DATA SHOWN:

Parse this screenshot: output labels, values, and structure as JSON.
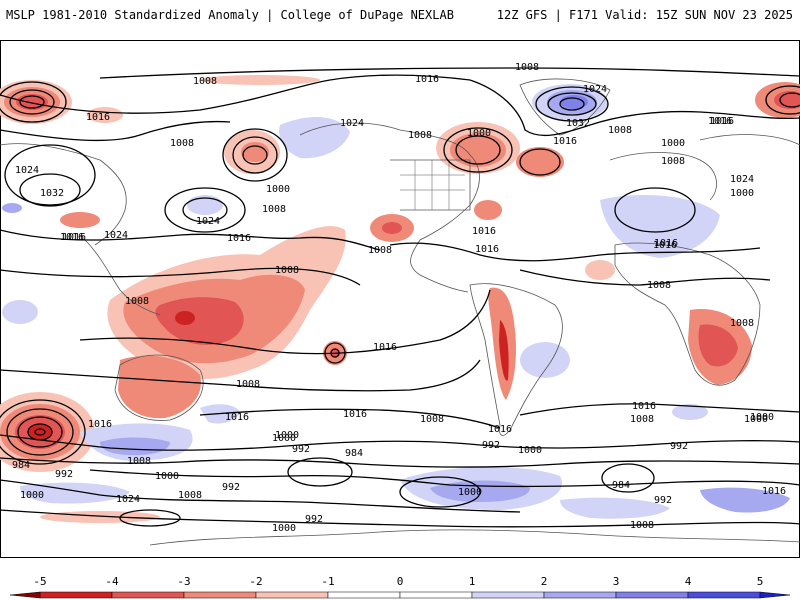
{
  "header": {
    "title_left": "MSLP 1981-2010 Standardized Anomaly | College of DuPage NEXLAB",
    "title_right": "12Z GFS | F171 Valid: 15Z SUN NOV 23 2025"
  },
  "colors": {
    "neg5": "#8b0000",
    "neg4": "#cc2222",
    "neg3": "#e15555",
    "neg2": "#f08a78",
    "neg1": "#f8c2b4",
    "pos1": "#d2d4f7",
    "pos2": "#a6a9ef",
    "pos3": "#7f80e8",
    "pos4": "#4d4ddb",
    "pos5": "#2020c8",
    "contour": "#000000",
    "land_outline": "#555555"
  },
  "colorbar": {
    "min": -5,
    "max": 5,
    "ticks": [
      "-5",
      "-4",
      "-3",
      "-2",
      "-1",
      "0",
      "1",
      "2",
      "3",
      "4",
      "5"
    ]
  },
  "contour_labels": [
    {
      "text": "1008"
    },
    {
      "text": "1016"
    },
    {
      "text": "1008"
    },
    {
      "text": "1016"
    },
    {
      "text": "1024"
    },
    {
      "text": "1024"
    },
    {
      "text": "1032"
    },
    {
      "text": "1008"
    },
    {
      "text": "1000"
    },
    {
      "text": "1016"
    },
    {
      "text": "1024"
    },
    {
      "text": "1016"
    },
    {
      "text": "1000"
    },
    {
      "text": "1008"
    },
    {
      "text": "1024"
    },
    {
      "text": "1016"
    },
    {
      "text": "1016"
    },
    {
      "text": "1008"
    },
    {
      "text": "1016"
    },
    {
      "text": "1008"
    },
    {
      "text": "1016"
    },
    {
      "text": "1008"
    },
    {
      "text": "1016"
    },
    {
      "text": "1000"
    },
    {
      "text": "1008"
    },
    {
      "text": "1024"
    },
    {
      "text": "1032"
    },
    {
      "text": "1016"
    },
    {
      "text": "1008"
    },
    {
      "text": "1000"
    },
    {
      "text": "1016"
    },
    {
      "text": "1008"
    },
    {
      "text": "1024"
    },
    {
      "text": "1016"
    },
    {
      "text": "1008"
    },
    {
      "text": "1008"
    },
    {
      "text": "1016"
    },
    {
      "text": "1000"
    },
    {
      "text": "1008"
    },
    {
      "text": "984"
    },
    {
      "text": "992"
    },
    {
      "text": "1000"
    },
    {
      "text": "1008"
    },
    {
      "text": "1016"
    },
    {
      "text": "1024"
    },
    {
      "text": "1008"
    },
    {
      "text": "992"
    },
    {
      "text": "1000"
    },
    {
      "text": "992"
    },
    {
      "text": "1000"
    },
    {
      "text": "984"
    },
    {
      "text": "1016"
    },
    {
      "text": "1016"
    },
    {
      "text": "1008"
    },
    {
      "text": "992"
    },
    {
      "text": "1000"
    },
    {
      "text": "1016"
    },
    {
      "text": "1000"
    },
    {
      "text": "992"
    },
    {
      "text": "1000"
    },
    {
      "text": "1008"
    },
    {
      "text": "984"
    },
    {
      "text": "1016"
    },
    {
      "text": "992"
    },
    {
      "text": "1000"
    },
    {
      "text": "992"
    },
    {
      "text": "1000"
    },
    {
      "text": "1008"
    },
    {
      "text": "1016"
    }
  ]
}
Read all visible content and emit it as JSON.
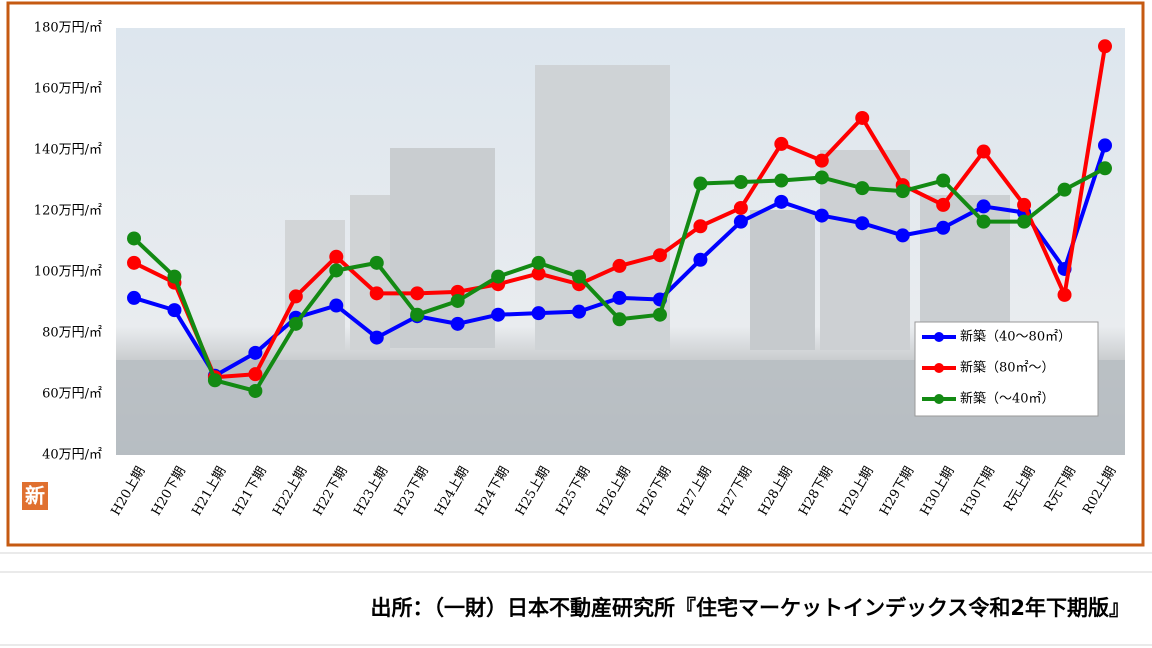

SET TASK:
Write out the entries above word for word. Do not include the pictures.

RESULT FOR THIS TASK:
Parse this screenshot: output labels, values, and structure as JSON.
{
  "header": {
    "title_left": "MSLP 1981-2010 Standardized Anomaly | College of DuPage NEXLAB",
    "title_right": "12Z GFS | F171 Valid: 15Z SUN NOV 23 2025"
  },
  "colors": {
    "neg5": "#8b0000",
    "neg4": "#cc2222",
    "neg3": "#e15555",
    "neg2": "#f08a78",
    "neg1": "#f8c2b4",
    "pos1": "#d2d4f7",
    "pos2": "#a6a9ef",
    "pos3": "#7f80e8",
    "pos4": "#4d4ddb",
    "pos5": "#2020c8",
    "contour": "#000000",
    "land_outline": "#555555"
  },
  "colorbar": {
    "min": -5,
    "max": 5,
    "ticks": [
      "-5",
      "-4",
      "-3",
      "-2",
      "-1",
      "0",
      "1",
      "2",
      "3",
      "4",
      "5"
    ]
  },
  "contour_labels": [
    {
      "text": "1008"
    },
    {
      "text": "1016"
    },
    {
      "text": "1008"
    },
    {
      "text": "1016"
    },
    {
      "text": "1024"
    },
    {
      "text": "1024"
    },
    {
      "text": "1032"
    },
    {
      "text": "1008"
    },
    {
      "text": "1000"
    },
    {
      "text": "1016"
    },
    {
      "text": "1024"
    },
    {
      "text": "1016"
    },
    {
      "text": "1000"
    },
    {
      "text": "1008"
    },
    {
      "text": "1024"
    },
    {
      "text": "1016"
    },
    {
      "text": "1016"
    },
    {
      "text": "1008"
    },
    {
      "text": "1016"
    },
    {
      "text": "1008"
    },
    {
      "text": "1016"
    },
    {
      "text": "1008"
    },
    {
      "text": "1016"
    },
    {
      "text": "1000"
    },
    {
      "text": "1008"
    },
    {
      "text": "1024"
    },
    {
      "text": "1032"
    },
    {
      "text": "1016"
    },
    {
      "text": "1008"
    },
    {
      "text": "1000"
    },
    {
      "text": "1016"
    },
    {
      "text": "1008"
    },
    {
      "text": "1024"
    },
    {
      "text": "1016"
    },
    {
      "text": "1008"
    },
    {
      "text": "1008"
    },
    {
      "text": "1016"
    },
    {
      "text": "1000"
    },
    {
      "text": "1008"
    },
    {
      "text": "984"
    },
    {
      "text": "992"
    },
    {
      "text": "1000"
    },
    {
      "text": "1008"
    },
    {
      "text": "1016"
    },
    {
      "text": "1024"
    },
    {
      "text": "1008"
    },
    {
      "text": "992"
    },
    {
      "text": "1000"
    },
    {
      "text": "992"
    },
    {
      "text": "1000"
    },
    {
      "text": "984"
    },
    {
      "text": "1016"
    },
    {
      "text": "1016"
    },
    {
      "text": "1008"
    },
    {
      "text": "992"
    },
    {
      "text": "1000"
    },
    {
      "text": "1016"
    },
    {
      "text": "1000"
    },
    {
      "text": "992"
    },
    {
      "text": "1000"
    },
    {
      "text": "1008"
    },
    {
      "text": "984"
    },
    {
      "text": "1016"
    },
    {
      "text": "992"
    },
    {
      "text": "1000"
    },
    {
      "text": "992"
    },
    {
      "text": "1000"
    },
    {
      "text": "1008"
    },
    {
      "text": "1016"
    }
  ]
}
Read all visible content and emit it as JSON.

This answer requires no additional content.